Required task |
Across the listing below, count the lines that mention the string "второй". Reply with the figure only.

#### Input material

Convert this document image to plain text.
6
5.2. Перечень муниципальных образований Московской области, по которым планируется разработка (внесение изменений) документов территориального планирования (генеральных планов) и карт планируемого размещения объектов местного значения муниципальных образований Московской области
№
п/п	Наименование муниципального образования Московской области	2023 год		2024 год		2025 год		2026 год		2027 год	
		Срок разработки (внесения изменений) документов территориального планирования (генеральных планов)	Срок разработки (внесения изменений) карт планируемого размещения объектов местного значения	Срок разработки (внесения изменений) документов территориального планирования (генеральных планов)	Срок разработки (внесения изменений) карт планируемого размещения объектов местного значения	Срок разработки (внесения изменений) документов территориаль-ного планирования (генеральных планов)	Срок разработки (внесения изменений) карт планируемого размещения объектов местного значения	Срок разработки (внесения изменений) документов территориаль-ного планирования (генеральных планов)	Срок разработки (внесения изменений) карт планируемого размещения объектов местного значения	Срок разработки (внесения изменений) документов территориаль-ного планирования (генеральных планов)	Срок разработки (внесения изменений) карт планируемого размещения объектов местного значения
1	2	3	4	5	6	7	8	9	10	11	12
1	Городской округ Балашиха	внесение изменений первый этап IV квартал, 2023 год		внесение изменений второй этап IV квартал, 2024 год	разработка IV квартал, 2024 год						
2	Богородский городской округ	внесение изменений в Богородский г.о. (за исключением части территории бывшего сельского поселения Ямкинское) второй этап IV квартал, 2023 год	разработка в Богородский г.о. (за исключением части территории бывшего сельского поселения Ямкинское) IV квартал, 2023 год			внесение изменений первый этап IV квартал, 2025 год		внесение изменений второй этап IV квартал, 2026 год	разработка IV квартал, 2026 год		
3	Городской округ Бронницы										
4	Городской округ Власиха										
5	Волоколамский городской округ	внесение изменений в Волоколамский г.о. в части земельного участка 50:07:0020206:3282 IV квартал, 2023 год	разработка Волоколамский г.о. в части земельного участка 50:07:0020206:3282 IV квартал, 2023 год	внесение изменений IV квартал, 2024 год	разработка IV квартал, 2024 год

########
#### Input material

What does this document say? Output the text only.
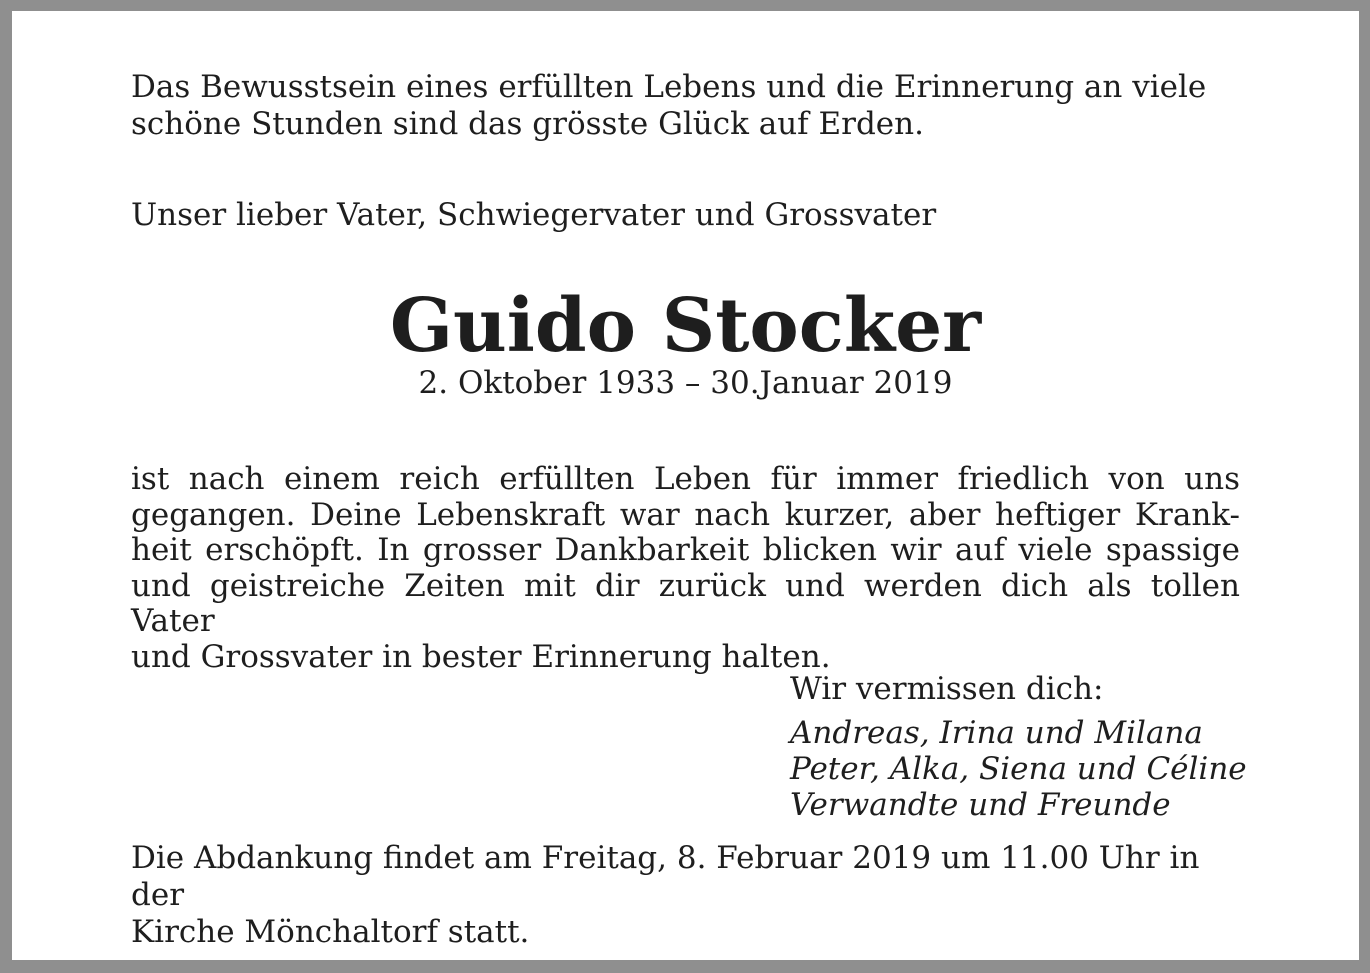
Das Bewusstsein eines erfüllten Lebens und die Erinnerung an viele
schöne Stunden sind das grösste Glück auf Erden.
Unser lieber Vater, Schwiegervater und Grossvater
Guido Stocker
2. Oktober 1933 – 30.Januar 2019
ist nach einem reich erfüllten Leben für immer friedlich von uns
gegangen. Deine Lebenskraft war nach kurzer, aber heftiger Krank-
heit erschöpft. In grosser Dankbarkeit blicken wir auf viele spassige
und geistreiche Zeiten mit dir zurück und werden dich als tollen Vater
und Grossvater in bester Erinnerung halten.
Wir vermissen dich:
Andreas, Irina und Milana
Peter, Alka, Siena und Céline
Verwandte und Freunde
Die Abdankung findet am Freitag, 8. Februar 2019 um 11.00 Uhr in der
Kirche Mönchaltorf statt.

########

Written response |
2